* **What is required**: Give back the data below line for line, with no changes.

* **Dataset records**:

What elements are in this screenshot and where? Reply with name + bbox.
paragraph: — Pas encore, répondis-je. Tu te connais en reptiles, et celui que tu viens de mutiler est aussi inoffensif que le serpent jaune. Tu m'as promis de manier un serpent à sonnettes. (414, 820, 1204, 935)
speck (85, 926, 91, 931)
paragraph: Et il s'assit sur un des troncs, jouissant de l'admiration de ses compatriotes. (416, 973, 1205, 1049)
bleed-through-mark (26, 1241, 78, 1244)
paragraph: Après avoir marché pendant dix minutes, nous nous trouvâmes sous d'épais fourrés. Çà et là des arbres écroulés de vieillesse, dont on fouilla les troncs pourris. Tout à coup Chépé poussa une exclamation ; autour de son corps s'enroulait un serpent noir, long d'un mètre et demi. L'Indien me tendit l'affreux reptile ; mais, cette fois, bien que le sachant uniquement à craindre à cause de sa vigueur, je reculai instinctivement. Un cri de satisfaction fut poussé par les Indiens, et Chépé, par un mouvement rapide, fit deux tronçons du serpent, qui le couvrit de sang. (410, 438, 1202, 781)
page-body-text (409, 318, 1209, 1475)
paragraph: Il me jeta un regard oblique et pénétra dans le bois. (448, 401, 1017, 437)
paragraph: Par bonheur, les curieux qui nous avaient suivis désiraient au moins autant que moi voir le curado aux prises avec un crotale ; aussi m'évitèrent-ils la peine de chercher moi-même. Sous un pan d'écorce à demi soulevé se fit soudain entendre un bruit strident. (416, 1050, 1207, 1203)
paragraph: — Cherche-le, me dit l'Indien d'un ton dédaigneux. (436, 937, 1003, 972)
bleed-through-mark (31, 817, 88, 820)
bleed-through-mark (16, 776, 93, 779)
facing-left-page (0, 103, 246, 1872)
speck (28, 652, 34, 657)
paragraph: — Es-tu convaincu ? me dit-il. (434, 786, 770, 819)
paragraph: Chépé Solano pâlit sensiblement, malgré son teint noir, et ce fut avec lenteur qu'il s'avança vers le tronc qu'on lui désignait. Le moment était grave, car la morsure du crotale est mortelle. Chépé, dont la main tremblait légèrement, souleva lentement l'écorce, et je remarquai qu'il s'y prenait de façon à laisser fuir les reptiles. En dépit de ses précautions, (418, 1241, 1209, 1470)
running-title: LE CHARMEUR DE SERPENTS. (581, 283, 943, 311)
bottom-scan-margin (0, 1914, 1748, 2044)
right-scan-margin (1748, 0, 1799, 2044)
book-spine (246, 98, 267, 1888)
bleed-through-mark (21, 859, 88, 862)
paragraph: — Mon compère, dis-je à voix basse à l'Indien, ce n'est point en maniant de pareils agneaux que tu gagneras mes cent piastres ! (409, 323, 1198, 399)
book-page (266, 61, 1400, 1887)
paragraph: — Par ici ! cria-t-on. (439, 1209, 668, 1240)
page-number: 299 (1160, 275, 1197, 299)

* **Exercise response**:
What elements are in this screenshot and where? Reply with name + bbox.
paragraph: — Pas encore, répondis-je. Tu te connais en reptiles, et celui que tu viens de mutiler est aussi inoffensif que le serpent jaune. Tu m'as promis de manier un serpent à sonnettes. (414, 820, 1204, 935)
speck (85, 926, 91, 931)
paragraph: Et il s'assit sur un des troncs, jouissant de l'admiration de ses compatriotes. (416, 973, 1205, 1049)
bleed-through-mark (26, 1241, 78, 1244)
paragraph: Après avoir marché pendant dix minutes, nous nous trouvâmes sous d'épais fourrés. Çà et là des arbres écroulés de vieillesse, dont on fouilla les troncs pourris. Tout à coup Chépé poussa une exclamation ; autour de son corps s'enroulait un serpent noir, long d'un mètre et demi. L'Indien me tendit l'affreux reptile ; mais, cette fois, bien que le sachant uniquement à craindre à cause de sa vigueur, je reculai instinctivement. Un cri de satisfaction fut poussé par les Indiens, et Chépé, par un mouvement rapide, fit deux tronçons du serpent, qui le couvrit de sang. (410, 438, 1202, 781)
page-body-text (409, 318, 1209, 1475)
paragraph: Il me jeta un regard oblique et pénétra dans le bois. (448, 401, 1017, 437)
paragraph: Par bonheur, les curieux qui nous avaient suivis désiraient au moins autant que moi voir le curado aux prises avec un crotale ; aussi m'évitèrent-ils la peine de chercher moi-même. Sous un pan d'écorce à demi soulevé se fit soudain entendre un bruit strident. (416, 1050, 1207, 1203)
paragraph: — Cherche-le, me dit l'Indien d'un ton dédaigneux. (436, 937, 1003, 972)
bleed-through-mark (31, 817, 88, 820)
bleed-through-mark (16, 776, 93, 779)
facing-left-page (0, 103, 246, 1872)
speck (28, 652, 34, 657)
paragraph: — Es-tu convaincu ? me dit-il. (434, 786, 770, 819)
paragraph: Chépé Solano pâlit sensiblement, malgré son teint noir, et ce fut avec lenteur qu'il s'avança vers le tronc qu'on lui désignait. Le moment était grave, car la morsure du crotale est mortelle. Chépé, dont la main tremblait légèrement, souleva lentement l'écorce, et je remarquai qu'il s'y prenait de façon à laisser fuir les reptiles. En dépit de ses précautions, (418, 1241, 1209, 1470)
running-title: LE CHARMEUR DE SERPENTS. (581, 283, 943, 311)
bottom-scan-margin (0, 1914, 1748, 2044)
right-scan-margin (1748, 0, 1799, 2044)
book-spine (246, 98, 267, 1888)
bleed-through-mark (21, 859, 88, 862)
paragraph: — Mon compère, dis-je à voix basse à l'Indien, ce n'est point en maniant de pareils agneaux que tu gagneras mes cent piastres ! (409, 323, 1198, 399)
book-page (266, 61, 1400, 1887)
paragraph: — Par ici ! cria-t-on. (439, 1209, 668, 1240)
page-number: 299 (1160, 275, 1197, 299)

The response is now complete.